╭─ Task material
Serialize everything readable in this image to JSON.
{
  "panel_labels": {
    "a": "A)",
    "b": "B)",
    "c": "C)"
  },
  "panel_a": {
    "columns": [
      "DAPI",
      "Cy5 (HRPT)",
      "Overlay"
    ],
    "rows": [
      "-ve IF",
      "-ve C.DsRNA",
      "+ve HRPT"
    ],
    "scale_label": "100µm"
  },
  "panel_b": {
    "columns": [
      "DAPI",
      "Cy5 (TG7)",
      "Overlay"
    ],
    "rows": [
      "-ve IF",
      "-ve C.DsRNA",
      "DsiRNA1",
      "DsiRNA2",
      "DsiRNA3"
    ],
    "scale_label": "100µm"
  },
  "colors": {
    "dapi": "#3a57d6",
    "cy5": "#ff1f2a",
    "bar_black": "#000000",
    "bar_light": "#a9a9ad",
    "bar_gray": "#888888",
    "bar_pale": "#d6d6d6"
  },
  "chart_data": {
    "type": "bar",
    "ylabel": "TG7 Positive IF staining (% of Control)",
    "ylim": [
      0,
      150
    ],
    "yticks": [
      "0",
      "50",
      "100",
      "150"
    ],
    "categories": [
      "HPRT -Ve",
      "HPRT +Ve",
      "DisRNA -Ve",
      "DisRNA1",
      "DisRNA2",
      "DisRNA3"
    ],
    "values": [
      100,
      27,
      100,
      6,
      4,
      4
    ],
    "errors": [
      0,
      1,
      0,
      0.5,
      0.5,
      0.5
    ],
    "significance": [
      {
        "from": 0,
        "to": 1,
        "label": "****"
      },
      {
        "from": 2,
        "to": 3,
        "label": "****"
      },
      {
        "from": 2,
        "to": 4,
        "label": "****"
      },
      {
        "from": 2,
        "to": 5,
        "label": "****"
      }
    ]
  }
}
╰─
* _Prompt_
Take the listing above and write it out again exactly.

* _Answer to the exercise_
Serialize everything readable in this image to JSON.
{
  "panel_labels": {
    "a": "A)",
    "b": "B)",
    "c": "C)"
  },
  "panel_a": {
    "columns": [
      "DAPI",
      "Cy5 (HRPT)",
      "Overlay"
    ],
    "rows": [
      "-ve IF",
      "-ve C.DsRNA",
      "+ve HRPT"
    ],
    "scale_label": "100µm"
  },
  "panel_b": {
    "columns": [
      "DAPI",
      "Cy5 (TG7)",
      "Overlay"
    ],
    "rows": [
      "-ve IF",
      "-ve C.DsRNA",
      "DsiRNA1",
      "DsiRNA2",
      "DsiRNA3"
    ],
    "scale_label": "100µm"
  },
  "colors": {
    "dapi": "#3a57d6",
    "cy5": "#ff1f2a",
    "bar_black": "#000000",
    "bar_light": "#a9a9ad",
    "bar_gray": "#888888",
    "bar_pale": "#d6d6d6"
  },
  "chart_data": {
    "type": "bar",
    "ylabel": "TG7 Positive IF staining (% of Control)",
    "ylim": [
      0,
      150
    ],
    "yticks": [
      "0",
      "50",
      "100",
      "150"
    ],
    "categories": [
      "HPRT -Ve",
      "HPRT +Ve",
      "DisRNA -Ve",
      "DisRNA1",
      "DisRNA2",
      "DisRNA3"
    ],
    "values": [
      100,
      27,
      100,
      6,
      4,
      4
    ],
    "errors": [
      0,
      1,
      0,
      0.5,
      0.5,
      0.5
    ],
    "significance": [
      {
        "from": 0,
        "to": 1,
        "label": "****"
      },
      {
        "from": 2,
        "to": 3,
        "label": "****"
      },
      {
        "from": 2,
        "to": 4,
        "label": "****"
      },
      {
        "from": 2,
        "to": 5,
        "label": "****"
      }
    ]
  }
}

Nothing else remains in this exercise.